--- start of Working data ---
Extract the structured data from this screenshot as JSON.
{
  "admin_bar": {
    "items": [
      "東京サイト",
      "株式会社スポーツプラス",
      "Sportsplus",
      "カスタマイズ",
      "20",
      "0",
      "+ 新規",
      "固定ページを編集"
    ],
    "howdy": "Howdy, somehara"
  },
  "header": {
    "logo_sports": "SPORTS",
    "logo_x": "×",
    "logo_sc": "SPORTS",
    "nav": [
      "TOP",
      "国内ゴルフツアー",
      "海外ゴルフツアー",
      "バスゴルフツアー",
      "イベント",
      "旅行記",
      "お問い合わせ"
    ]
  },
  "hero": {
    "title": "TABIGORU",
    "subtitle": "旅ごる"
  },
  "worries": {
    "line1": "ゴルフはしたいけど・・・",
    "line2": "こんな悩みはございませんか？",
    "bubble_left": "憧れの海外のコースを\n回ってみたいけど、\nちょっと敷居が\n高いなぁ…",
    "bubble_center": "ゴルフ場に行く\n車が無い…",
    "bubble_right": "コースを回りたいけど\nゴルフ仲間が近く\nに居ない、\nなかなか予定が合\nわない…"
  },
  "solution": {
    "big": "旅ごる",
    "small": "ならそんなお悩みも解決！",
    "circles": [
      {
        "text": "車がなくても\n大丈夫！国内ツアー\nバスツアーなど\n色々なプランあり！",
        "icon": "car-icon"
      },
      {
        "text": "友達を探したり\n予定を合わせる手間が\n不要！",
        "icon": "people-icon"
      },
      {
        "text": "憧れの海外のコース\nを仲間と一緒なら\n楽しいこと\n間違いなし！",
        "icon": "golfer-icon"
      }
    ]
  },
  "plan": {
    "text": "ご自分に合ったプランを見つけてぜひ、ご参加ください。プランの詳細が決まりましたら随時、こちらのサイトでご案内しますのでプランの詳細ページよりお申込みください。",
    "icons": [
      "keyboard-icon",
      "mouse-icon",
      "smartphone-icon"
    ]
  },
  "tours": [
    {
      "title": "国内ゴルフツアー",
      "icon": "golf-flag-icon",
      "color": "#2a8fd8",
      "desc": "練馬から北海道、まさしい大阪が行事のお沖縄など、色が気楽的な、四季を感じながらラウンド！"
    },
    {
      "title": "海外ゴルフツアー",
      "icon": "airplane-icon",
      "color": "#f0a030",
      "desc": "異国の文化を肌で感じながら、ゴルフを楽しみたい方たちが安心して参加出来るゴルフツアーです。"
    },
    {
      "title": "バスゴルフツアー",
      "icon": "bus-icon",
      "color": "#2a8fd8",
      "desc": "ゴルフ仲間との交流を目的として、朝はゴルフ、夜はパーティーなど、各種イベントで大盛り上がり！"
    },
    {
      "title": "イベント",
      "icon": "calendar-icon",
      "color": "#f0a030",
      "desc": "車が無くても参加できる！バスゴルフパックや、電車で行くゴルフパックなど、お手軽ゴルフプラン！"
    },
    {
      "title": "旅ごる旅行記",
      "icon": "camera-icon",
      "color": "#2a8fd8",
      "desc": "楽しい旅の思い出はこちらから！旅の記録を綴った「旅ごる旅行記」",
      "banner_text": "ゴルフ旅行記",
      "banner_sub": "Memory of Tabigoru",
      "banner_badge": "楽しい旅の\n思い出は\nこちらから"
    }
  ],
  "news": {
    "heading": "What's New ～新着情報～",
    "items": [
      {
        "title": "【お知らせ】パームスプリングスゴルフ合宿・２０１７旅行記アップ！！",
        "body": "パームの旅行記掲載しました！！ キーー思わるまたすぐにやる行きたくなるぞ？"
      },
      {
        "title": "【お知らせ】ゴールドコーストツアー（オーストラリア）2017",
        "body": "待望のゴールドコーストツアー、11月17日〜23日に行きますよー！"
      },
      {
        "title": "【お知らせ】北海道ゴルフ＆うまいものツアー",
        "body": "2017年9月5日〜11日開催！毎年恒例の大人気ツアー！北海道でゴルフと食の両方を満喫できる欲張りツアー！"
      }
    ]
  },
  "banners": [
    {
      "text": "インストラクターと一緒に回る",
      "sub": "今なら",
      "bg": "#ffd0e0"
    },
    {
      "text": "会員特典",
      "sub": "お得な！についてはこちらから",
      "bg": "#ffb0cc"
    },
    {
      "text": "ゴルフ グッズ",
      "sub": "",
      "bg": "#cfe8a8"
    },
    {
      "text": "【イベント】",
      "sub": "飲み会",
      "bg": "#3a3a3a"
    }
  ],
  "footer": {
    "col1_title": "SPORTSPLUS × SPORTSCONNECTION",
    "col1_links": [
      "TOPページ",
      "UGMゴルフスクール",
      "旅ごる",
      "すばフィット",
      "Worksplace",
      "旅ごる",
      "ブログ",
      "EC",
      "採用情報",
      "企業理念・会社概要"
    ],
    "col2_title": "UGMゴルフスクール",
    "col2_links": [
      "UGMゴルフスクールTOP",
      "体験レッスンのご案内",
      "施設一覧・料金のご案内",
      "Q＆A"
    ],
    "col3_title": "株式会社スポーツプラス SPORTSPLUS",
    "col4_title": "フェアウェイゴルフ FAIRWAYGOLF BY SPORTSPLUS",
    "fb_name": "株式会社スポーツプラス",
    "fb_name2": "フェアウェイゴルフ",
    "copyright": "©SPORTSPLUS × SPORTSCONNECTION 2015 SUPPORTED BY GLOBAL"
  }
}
--- end of Working data ---
Output the listing above without altering a single character.

Extract the structured data from this screenshot as JSON.
{
  "admin_bar": {
    "items": [
      "東京サイト",
      "株式会社スポーツプラス",
      "Sportsplus",
      "カスタマイズ",
      "20",
      "0",
      "+ 新規",
      "固定ページを編集"
    ],
    "howdy": "Howdy, somehara"
  },
  "header": {
    "logo_sports": "SPORTS",
    "logo_x": "×",
    "logo_sc": "SPORTS",
    "nav": [
      "TOP",
      "国内ゴルフツアー",
      "海外ゴルフツアー",
      "バスゴルフツアー",
      "イベント",
      "旅行記",
      "お問い合わせ"
    ]
  },
  "hero": {
    "title": "TABIGORU",
    "subtitle": "旅ごる"
  },
  "worries": {
    "line1": "ゴルフはしたいけど・・・",
    "line2": "こんな悩みはございませんか？",
    "bubble_left": "憧れの海外のコースを\n回ってみたいけど、\nちょっと敷居が\n高いなぁ…",
    "bubble_center": "ゴルフ場に行く\n車が無い…",
    "bubble_right": "コースを回りたいけど\nゴルフ仲間が近く\nに居ない、\nなかなか予定が合\nわない…"
  },
  "solution": {
    "big": "旅ごる",
    "small": "ならそんなお悩みも解決！",
    "circles": [
      {
        "text": "車がなくても\n大丈夫！国内ツアー\nバスツアーなど\n色々なプランあり！",
        "icon": "car-icon"
      },
      {
        "text": "友達を探したり\n予定を合わせる手間が\n不要！",
        "icon": "people-icon"
      },
      {
        "text": "憧れの海外のコース\nを仲間と一緒なら\n楽しいこと\n間違いなし！",
        "icon": "golfer-icon"
      }
    ]
  },
  "plan": {
    "text": "ご自分に合ったプランを見つけてぜひ、ご参加ください。プランの詳細が決まりましたら随時、こちらのサイトでご案内しますのでプランの詳細ページよりお申込みください。",
    "icons": [
      "keyboard-icon",
      "mouse-icon",
      "smartphone-icon"
    ]
  },
  "tours": [
    {
      "title": "国内ゴルフツアー",
      "icon": "golf-flag-icon",
      "color": "#2a8fd8",
      "desc": "練馬から北海道、まさしい大阪が行事のお沖縄など、色が気楽的な、四季を感じながらラウンド！"
    },
    {
      "title": "海外ゴルフツアー",
      "icon": "airplane-icon",
      "color": "#f0a030",
      "desc": "異国の文化を肌で感じながら、ゴルフを楽しみたい方たちが安心して参加出来るゴルフツアーです。"
    },
    {
      "title": "バスゴルフツアー",
      "icon": "bus-icon",
      "color": "#2a8fd8",
      "desc": "ゴルフ仲間との交流を目的として、朝はゴルフ、夜はパーティーなど、各種イベントで大盛り上がり！"
    },
    {
      "title": "イベント",
      "icon": "calendar-icon",
      "color": "#f0a030",
      "desc": "車が無くても参加できる！バスゴルフパックや、電車で行くゴルフパックなど、お手軽ゴルフプラン！"
    },
    {
      "title": "旅ごる旅行記",
      "icon": "camera-icon",
      "color": "#2a8fd8",
      "desc": "楽しい旅の思い出はこちらから！旅の記録を綴った「旅ごる旅行記」",
      "banner_text": "ゴルフ旅行記",
      "banner_sub": "Memory of Tabigoru",
      "banner_badge": "楽しい旅の\n思い出は\nこちらから"
    }
  ],
  "news": {
    "heading": "What's New ～新着情報～",
    "items": [
      {
        "title": "【お知らせ】パームスプリングスゴルフ合宿・２０１７旅行記アップ！！",
        "body": "パームの旅行記掲載しました！！ キーー思わるまたすぐにやる行きたくなるぞ？"
      },
      {
        "title": "【お知らせ】ゴールドコーストツアー（オーストラリア）2017",
        "body": "待望のゴールドコーストツアー、11月17日〜23日に行きますよー！"
      },
      {
        "title": "【お知らせ】北海道ゴルフ＆うまいものツアー",
        "body": "2017年9月5日〜11日開催！毎年恒例の大人気ツアー！北海道でゴルフと食の両方を満喫できる欲張りツアー！"
      }
    ]
  },
  "banners": [
    {
      "text": "インストラクターと一緒に回る",
      "sub": "今なら",
      "bg": "#ffd0e0"
    },
    {
      "text": "会員特典",
      "sub": "お得な！についてはこちらから",
      "bg": "#ffb0cc"
    },
    {
      "text": "ゴルフ グッズ",
      "sub": "",
      "bg": "#cfe8a8"
    },
    {
      "text": "【イベント】",
      "sub": "飲み会",
      "bg": "#3a3a3a"
    }
  ],
  "footer": {
    "col1_title": "SPORTSPLUS × SPORTSCONNECTION",
    "col1_links": [
      "TOPページ",
      "UGMゴルフスクール",
      "旅ごる",
      "すばフィット",
      "Worksplace",
      "旅ごる",
      "ブログ",
      "EC",
      "採用情報",
      "企業理念・会社概要"
    ],
    "col2_title": "UGMゴルフスクール",
    "col2_links": [
      "UGMゴルフスクールTOP",
      "体験レッスンのご案内",
      "施設一覧・料金のご案内",
      "Q＆A"
    ],
    "col3_title": "株式会社スポーツプラス SPORTSPLUS",
    "col4_title": "フェアウェイゴルフ FAIRWAYGOLF BY SPORTSPLUS",
    "fb_name": "株式会社スポーツプラス",
    "fb_name2": "フェアウェイゴルフ",
    "copyright": "©SPORTSPLUS × SPORTSCONNECTION 2015 SUPPORTED BY GLOBAL"
  }
}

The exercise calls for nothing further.